===== DATA TO PROCESS
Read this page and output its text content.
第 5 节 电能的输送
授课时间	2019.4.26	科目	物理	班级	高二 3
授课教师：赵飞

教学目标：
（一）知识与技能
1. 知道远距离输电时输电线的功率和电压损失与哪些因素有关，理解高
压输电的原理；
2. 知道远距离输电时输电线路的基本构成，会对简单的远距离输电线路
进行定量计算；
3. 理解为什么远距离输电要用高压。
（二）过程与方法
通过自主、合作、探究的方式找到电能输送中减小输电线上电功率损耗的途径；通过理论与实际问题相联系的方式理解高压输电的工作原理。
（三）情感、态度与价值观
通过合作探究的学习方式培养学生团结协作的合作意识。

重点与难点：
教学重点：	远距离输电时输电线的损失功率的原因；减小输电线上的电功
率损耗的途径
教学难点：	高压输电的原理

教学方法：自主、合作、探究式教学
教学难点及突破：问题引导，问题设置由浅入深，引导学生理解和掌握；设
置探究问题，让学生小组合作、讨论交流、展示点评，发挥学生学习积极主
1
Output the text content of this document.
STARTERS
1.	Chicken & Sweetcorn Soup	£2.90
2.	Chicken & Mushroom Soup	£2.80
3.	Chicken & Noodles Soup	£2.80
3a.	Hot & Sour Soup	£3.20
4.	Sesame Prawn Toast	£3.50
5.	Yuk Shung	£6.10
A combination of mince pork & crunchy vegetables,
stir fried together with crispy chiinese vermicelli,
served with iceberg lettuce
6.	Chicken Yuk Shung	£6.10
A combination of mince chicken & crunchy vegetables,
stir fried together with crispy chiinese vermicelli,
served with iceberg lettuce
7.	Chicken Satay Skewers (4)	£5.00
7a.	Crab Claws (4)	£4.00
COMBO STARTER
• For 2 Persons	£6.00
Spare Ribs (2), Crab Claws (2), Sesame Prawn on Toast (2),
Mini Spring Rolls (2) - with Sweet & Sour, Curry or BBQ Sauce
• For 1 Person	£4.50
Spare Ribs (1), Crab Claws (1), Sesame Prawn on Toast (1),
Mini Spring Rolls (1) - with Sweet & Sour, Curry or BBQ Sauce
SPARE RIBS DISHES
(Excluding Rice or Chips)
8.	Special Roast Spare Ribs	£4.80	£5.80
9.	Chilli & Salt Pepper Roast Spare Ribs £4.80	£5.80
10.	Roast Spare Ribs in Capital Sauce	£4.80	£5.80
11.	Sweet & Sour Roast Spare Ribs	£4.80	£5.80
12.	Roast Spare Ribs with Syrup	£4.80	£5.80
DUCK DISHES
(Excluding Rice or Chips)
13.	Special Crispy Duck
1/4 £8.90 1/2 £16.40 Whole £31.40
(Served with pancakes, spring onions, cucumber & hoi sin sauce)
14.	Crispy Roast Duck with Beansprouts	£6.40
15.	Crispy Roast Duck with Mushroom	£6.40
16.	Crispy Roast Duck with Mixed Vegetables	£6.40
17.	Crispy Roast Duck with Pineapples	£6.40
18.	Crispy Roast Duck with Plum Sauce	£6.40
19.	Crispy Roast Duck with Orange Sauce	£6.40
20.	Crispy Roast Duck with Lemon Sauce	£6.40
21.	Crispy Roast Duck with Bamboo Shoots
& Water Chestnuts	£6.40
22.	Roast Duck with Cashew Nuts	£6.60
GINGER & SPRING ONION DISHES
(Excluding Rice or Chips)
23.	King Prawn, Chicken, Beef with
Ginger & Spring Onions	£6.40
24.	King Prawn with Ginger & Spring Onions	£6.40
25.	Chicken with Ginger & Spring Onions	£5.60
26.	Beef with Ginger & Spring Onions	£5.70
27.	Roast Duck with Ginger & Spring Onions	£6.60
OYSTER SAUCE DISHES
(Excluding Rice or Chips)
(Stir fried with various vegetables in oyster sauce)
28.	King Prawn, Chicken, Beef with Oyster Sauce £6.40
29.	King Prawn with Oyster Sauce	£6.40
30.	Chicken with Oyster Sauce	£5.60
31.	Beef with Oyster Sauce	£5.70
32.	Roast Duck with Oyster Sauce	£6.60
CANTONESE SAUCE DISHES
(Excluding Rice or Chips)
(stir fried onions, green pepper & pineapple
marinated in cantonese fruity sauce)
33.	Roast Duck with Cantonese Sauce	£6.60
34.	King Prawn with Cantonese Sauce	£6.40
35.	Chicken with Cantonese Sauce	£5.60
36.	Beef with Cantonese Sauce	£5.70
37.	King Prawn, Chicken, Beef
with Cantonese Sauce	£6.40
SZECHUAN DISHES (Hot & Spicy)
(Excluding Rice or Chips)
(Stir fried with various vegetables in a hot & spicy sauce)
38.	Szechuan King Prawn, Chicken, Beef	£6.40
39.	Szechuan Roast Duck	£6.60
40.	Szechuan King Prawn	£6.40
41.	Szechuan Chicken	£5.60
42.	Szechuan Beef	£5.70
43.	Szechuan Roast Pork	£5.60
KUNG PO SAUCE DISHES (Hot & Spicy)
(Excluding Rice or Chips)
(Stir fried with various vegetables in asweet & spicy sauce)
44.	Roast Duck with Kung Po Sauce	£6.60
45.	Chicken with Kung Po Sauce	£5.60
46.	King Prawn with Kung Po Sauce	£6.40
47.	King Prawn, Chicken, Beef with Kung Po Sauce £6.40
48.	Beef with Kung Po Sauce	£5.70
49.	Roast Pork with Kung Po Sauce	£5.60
==========
SHORT TASK. From the records above, work out how many lines contain the string "content". Give only the number.

SOLUTION TO THE EXERCISE. 2